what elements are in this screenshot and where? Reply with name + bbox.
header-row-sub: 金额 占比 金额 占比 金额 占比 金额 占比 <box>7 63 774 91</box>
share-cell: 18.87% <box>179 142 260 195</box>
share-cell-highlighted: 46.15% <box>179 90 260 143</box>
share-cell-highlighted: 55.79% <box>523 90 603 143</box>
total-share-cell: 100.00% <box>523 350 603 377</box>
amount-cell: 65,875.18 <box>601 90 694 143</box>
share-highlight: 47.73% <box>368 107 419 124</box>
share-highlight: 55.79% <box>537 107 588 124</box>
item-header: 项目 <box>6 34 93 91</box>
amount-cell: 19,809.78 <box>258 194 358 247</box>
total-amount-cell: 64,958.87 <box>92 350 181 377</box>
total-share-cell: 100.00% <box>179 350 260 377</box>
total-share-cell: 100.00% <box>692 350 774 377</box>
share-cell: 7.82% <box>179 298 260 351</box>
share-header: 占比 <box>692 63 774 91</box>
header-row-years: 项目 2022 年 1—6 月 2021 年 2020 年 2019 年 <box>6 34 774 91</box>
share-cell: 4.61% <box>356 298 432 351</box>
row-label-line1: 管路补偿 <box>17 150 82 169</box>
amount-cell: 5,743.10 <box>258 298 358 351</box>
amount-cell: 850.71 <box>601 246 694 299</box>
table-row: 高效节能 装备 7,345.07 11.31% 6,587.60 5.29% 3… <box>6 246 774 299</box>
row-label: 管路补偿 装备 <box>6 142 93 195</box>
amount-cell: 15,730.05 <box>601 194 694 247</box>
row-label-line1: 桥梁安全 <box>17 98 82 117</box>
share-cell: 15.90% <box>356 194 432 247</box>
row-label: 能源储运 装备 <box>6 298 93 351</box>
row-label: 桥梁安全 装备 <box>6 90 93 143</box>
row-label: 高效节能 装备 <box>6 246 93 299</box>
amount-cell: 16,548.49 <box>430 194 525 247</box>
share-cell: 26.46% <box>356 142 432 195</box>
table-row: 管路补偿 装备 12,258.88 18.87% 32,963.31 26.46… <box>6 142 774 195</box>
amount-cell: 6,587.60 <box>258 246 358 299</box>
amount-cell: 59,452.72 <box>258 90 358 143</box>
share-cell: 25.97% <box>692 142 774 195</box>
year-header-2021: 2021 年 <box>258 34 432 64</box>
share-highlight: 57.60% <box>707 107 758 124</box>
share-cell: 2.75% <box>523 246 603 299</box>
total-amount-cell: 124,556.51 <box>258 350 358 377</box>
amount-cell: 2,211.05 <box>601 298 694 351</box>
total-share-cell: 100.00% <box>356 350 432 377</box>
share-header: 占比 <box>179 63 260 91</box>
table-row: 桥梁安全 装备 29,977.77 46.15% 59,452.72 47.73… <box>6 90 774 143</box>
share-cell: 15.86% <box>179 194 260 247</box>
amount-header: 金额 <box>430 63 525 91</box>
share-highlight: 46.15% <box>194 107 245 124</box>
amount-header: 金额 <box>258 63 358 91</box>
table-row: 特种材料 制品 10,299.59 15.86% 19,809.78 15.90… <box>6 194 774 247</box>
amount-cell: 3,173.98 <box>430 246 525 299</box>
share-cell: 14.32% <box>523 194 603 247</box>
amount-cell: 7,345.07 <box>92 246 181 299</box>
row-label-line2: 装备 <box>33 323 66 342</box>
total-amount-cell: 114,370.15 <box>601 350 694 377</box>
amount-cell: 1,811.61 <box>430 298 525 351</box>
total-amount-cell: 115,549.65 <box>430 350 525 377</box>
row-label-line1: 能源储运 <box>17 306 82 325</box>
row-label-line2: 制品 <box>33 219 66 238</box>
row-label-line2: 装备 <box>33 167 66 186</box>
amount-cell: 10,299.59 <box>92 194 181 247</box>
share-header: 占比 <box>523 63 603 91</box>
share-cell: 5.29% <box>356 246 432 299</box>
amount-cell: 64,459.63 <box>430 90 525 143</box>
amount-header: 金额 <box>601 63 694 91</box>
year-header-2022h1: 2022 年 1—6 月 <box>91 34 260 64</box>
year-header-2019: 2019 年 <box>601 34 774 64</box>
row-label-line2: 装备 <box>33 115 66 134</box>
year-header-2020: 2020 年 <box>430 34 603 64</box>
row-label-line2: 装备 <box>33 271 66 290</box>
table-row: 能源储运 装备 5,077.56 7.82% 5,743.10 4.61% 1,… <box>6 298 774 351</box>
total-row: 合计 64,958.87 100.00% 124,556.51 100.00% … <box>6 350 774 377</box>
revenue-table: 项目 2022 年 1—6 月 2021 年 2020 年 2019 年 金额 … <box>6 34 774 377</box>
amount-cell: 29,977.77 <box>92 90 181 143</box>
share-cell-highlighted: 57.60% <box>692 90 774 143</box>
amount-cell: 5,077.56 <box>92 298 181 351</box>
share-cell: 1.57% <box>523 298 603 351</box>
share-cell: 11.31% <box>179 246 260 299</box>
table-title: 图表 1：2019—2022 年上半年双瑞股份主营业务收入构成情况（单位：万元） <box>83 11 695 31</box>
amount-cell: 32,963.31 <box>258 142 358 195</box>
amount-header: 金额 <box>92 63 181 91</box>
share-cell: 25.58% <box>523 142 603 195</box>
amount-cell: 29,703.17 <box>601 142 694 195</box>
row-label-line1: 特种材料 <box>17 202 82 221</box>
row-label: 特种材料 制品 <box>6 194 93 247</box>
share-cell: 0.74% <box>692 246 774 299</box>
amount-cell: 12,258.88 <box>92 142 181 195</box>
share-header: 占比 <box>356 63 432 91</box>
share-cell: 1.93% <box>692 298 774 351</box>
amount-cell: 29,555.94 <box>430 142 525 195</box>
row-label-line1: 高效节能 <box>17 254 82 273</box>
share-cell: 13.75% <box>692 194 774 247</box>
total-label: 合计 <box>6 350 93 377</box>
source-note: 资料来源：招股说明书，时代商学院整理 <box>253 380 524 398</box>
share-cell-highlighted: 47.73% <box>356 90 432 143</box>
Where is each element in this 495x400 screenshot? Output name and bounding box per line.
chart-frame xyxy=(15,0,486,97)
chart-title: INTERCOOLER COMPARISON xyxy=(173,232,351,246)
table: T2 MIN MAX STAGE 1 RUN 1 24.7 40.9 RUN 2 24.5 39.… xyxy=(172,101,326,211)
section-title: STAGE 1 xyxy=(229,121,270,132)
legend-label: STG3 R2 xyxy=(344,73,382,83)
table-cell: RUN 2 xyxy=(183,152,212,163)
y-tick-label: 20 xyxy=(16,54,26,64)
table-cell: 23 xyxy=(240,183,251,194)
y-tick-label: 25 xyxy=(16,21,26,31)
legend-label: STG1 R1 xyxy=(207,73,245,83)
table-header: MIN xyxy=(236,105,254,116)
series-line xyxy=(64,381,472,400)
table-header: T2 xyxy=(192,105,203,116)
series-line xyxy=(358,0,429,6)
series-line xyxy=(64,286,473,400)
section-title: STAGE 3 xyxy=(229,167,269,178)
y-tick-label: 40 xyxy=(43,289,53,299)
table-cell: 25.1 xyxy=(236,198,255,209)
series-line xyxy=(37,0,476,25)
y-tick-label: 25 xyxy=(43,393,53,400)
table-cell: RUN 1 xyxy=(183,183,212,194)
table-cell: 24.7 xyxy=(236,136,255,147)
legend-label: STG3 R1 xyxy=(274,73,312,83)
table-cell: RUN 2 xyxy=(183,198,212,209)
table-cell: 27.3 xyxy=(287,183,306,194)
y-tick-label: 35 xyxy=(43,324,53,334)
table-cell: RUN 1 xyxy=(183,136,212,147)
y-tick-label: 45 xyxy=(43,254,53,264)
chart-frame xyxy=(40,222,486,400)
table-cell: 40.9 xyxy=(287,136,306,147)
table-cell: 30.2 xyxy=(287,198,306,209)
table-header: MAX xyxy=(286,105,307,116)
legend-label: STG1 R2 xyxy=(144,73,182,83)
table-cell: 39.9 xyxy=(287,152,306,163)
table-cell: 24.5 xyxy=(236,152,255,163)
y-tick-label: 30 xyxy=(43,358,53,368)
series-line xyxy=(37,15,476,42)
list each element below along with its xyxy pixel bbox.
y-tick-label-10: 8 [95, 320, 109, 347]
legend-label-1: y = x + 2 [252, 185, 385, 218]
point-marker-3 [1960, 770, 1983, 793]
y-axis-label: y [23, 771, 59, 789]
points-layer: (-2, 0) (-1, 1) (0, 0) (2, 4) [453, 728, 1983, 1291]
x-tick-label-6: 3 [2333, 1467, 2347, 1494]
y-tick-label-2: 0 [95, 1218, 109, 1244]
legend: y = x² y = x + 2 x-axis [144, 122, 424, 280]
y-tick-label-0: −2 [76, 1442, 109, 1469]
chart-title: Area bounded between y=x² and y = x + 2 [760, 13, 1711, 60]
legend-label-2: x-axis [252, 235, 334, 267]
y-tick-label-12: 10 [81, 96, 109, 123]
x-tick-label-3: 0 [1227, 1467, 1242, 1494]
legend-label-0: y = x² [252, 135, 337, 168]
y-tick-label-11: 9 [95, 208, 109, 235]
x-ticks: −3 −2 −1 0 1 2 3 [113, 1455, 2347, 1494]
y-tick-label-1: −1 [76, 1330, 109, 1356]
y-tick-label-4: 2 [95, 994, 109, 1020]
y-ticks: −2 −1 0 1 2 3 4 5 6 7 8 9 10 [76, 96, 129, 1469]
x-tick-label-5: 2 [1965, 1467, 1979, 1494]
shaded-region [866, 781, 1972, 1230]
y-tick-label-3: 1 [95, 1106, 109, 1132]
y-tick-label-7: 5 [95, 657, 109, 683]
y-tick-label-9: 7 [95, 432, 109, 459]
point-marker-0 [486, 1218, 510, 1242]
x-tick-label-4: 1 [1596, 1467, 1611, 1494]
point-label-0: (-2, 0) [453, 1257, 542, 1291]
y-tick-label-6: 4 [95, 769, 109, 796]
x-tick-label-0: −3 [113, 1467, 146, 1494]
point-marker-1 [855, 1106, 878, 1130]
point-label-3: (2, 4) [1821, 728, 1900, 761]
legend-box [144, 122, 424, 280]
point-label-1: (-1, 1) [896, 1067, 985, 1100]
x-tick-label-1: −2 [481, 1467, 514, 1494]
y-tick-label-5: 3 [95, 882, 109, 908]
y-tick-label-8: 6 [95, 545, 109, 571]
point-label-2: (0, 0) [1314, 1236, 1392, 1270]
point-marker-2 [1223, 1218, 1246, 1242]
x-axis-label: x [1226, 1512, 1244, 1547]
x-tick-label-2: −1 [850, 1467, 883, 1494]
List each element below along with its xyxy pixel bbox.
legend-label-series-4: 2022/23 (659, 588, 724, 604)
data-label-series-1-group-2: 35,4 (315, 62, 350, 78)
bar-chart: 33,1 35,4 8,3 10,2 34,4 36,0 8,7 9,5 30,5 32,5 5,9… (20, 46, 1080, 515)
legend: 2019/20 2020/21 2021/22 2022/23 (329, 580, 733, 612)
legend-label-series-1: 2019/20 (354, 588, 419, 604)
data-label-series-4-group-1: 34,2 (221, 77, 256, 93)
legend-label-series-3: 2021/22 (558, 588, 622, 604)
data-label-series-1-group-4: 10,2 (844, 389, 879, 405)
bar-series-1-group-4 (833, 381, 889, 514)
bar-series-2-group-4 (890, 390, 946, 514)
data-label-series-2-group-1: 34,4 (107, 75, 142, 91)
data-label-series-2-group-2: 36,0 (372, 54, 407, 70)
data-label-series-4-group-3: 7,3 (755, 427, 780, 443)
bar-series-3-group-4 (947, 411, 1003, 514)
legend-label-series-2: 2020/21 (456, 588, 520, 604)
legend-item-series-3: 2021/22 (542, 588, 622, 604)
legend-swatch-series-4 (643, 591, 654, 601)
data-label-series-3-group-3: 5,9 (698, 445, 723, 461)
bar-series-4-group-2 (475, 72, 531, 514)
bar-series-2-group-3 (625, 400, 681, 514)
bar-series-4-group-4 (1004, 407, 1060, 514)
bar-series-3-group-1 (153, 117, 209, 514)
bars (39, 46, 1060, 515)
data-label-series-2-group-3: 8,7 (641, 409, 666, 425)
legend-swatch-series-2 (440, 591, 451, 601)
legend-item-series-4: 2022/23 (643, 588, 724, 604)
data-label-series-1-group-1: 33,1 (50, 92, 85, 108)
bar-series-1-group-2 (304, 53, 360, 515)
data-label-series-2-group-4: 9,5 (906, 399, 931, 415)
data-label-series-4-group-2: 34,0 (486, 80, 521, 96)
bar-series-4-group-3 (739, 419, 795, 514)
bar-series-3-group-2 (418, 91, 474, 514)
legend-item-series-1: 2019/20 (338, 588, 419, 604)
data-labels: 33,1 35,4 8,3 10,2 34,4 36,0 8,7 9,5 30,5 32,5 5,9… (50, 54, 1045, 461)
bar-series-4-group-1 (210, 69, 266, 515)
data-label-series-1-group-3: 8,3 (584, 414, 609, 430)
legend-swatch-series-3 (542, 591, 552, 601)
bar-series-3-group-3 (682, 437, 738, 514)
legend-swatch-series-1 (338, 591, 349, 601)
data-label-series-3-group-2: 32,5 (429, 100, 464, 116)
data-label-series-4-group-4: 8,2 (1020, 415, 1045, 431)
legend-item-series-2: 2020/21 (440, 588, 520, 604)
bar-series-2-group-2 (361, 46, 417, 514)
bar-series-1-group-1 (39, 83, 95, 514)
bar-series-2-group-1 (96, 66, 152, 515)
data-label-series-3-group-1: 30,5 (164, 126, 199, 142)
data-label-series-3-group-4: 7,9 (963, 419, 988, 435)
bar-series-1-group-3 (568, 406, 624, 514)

[WORK TO COMPLETE]: Print the listing from its first line up to and including the line containing "share-cell-highlighted: 46.15% <box>179", reproducing every line without any change.

[EXERCISE SOLUTION]:
what elements are in this screenshot and where? Reply with name + bbox.
header-row-sub: 金额 占比 金额 占比 金额 占比 金额 占比 <box>7 63 774 91</box>
share-cell: 18.87% <box>179 142 260 195</box>
share-cell-highlighted: 46.15% <box>179 90 260 143</box>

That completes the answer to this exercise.